Data items
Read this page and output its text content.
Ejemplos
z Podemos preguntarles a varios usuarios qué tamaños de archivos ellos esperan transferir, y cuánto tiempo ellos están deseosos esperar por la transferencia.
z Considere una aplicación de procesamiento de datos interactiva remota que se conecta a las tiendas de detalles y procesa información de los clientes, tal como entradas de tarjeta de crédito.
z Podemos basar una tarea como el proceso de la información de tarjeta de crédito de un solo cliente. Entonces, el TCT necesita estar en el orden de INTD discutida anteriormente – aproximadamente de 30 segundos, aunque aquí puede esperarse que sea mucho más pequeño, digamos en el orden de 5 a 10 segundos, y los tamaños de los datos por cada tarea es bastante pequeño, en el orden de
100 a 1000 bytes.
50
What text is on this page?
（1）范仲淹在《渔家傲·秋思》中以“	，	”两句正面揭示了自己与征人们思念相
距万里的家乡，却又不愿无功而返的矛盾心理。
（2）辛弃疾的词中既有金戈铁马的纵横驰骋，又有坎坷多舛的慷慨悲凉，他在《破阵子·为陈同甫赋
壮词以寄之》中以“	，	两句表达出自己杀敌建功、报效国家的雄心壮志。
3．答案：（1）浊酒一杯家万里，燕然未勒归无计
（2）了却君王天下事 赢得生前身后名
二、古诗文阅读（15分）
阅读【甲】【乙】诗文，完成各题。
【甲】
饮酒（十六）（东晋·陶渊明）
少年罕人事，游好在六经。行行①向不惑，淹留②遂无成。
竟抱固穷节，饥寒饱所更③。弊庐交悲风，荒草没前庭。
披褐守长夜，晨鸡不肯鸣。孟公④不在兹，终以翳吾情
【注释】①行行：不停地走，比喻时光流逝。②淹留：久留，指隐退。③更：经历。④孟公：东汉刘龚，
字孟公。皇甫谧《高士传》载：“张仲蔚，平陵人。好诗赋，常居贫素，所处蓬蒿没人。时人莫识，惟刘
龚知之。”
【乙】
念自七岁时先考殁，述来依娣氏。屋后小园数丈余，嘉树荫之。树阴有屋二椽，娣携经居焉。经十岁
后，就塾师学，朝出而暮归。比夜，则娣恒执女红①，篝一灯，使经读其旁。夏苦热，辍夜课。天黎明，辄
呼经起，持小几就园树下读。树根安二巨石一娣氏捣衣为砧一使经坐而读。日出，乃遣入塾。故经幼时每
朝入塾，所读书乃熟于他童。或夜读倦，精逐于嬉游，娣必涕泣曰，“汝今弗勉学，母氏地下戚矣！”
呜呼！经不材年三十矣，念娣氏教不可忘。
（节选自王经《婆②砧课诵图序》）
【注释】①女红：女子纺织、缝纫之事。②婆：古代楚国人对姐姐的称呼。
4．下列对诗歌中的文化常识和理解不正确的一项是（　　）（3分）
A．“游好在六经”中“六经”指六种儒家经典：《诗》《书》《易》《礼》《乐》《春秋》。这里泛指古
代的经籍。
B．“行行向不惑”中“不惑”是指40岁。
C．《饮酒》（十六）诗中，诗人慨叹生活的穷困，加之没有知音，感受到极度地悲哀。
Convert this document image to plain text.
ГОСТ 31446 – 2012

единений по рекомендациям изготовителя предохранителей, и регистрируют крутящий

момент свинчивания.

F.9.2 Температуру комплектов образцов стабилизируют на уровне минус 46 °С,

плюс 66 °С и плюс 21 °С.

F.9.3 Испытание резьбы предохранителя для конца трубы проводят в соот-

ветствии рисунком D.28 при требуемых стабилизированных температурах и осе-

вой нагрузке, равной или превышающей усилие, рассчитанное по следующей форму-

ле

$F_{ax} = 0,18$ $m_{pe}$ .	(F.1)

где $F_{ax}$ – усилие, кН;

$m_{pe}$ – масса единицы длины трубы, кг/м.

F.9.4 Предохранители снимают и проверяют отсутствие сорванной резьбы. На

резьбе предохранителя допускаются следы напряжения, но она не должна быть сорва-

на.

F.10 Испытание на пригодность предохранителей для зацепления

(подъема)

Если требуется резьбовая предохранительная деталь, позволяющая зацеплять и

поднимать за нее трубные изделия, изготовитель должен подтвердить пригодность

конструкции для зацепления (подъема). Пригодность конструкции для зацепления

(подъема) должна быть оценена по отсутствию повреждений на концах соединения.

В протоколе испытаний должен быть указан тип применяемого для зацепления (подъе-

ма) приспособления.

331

# Set problem
Take the entries above and transcribe them in full.

# Solution for this problem
Read this page and output its text content.
Ejemplos
z Podemos preguntarles a varios usuarios qué tamaños de archivos ellos esperan transferir, y cuánto tiempo ellos están deseosos esperar por la transferencia.
z Considere una aplicación de procesamiento de datos interactiva remota que se conecta a las tiendas de detalles y procesa información de los clientes, tal como entradas de tarjeta de crédito.
z Podemos basar una tarea como el proceso de la información de tarjeta de crédito de un solo cliente. Entonces, el TCT necesita estar en el orden de INTD discutida anteriormente – aproximadamente de 30 segundos, aunque aquí puede esperarse que sea mucho más pequeño, digamos en el orden de 5 a 10 segundos, y los tamaños de los datos por cada tarea es bastante pequeño, en el orden de
100 a 1000 bytes.
50
What text is on this page?
（1）范仲淹在《渔家傲·秋思》中以“	，	”两句正面揭示了自己与征人们思念相
距万里的家乡，却又不愿无功而返的矛盾心理。
（2）辛弃疾的词中既有金戈铁马的纵横驰骋，又有坎坷多舛的慷慨悲凉，他在《破阵子·为陈同甫赋
壮词以寄之》中以“	，	两句表达出自己杀敌建功、报效国家的雄心壮志。
3．答案：（1）浊酒一杯家万里，燕然未勒归无计
（2）了却君王天下事 赢得生前身后名
二、古诗文阅读（15分）
阅读【甲】【乙】诗文，完成各题。
【甲】
饮酒（十六）（东晋·陶渊明）
少年罕人事，游好在六经。行行①向不惑，淹留②遂无成。
竟抱固穷节，饥寒饱所更③。弊庐交悲风，荒草没前庭。
披褐守长夜，晨鸡不肯鸣。孟公④不在兹，终以翳吾情
【注释】①行行：不停地走，比喻时光流逝。②淹留：久留，指隐退。③更：经历。④孟公：东汉刘龚，
字孟公。皇甫谧《高士传》载：“张仲蔚，平陵人。好诗赋，常居贫素，所处蓬蒿没人。时人莫识，惟刘
龚知之。”
【乙】
念自七岁时先考殁，述来依娣氏。屋后小园数丈余，嘉树荫之。树阴有屋二椽，娣携经居焉。经十岁
后，就塾师学，朝出而暮归。比夜，则娣恒执女红①，篝一灯，使经读其旁。夏苦热，辍夜课。天黎明，辄
呼经起，持小几就园树下读。树根安二巨石一娣氏捣衣为砧一使经坐而读。日出，乃遣入塾。故经幼时每
朝入塾，所读书乃熟于他童。或夜读倦，精逐于嬉游，娣必涕泣曰，“汝今弗勉学，母氏地下戚矣！”
呜呼！经不材年三十矣，念娣氏教不可忘。
（节选自王经《婆②砧课诵图序》）
【注释】①女红：女子纺织、缝纫之事。②婆：古代楚国人对姐姐的称呼。
4．下列对诗歌中的文化常识和理解不正确的一项是（　　）（3分）
A．“游好在六经”中“六经”指六种儒家经典：《诗》《书》《易》《礼》《乐》《春秋》。这里泛指古
代的经籍。
B．“行行向不惑”中“不惑”是指40岁。
C．《饮酒》（十六）诗中，诗人慨叹生活的穷困，加之没有知音，感受到极度地悲哀。
Convert this document image to plain text.
ГОСТ 31446 – 2012

единений по рекомендациям изготовителя предохранителей, и регистрируют крутящий

момент свинчивания.

F.9.2 Температуру комплектов образцов стабилизируют на уровне минус 46 °С,

плюс 66 °С и плюс 21 °С.

F.9.3 Испытание резьбы предохранителя для конца трубы проводят в соот-

ветствии рисунком D.28 при требуемых стабилизированных температурах и осе-

вой нагрузке, равной или превышающей усилие, рассчитанное по следующей форму-

ле

$F_{ax} = 0,18$ $m_{pe}$ .	(F.1)

где $F_{ax}$ – усилие, кН;

$m_{pe}$ – масса единицы длины трубы, кг/м.

F.9.4 Предохранители снимают и проверяют отсутствие сорванной резьбы. На

резьбе предохранителя допускаются следы напряжения, но она не должна быть сорва-

на.

F.10 Испытание на пригодность предохранителей для зацепления

(подъема)

Если требуется резьбовая предохранительная деталь, позволяющая зацеплять и

поднимать за нее трубные изделия, изготовитель должен подтвердить пригодность

конструкции для зацепления (подъема). Пригодность конструкции для зацепления

(подъема) должна быть оценена по отсутствию повреждений на концах соединения.

В протоколе испытаний должен быть указан тип применяемого для зацепления (подъе-

ма) приспособления.

331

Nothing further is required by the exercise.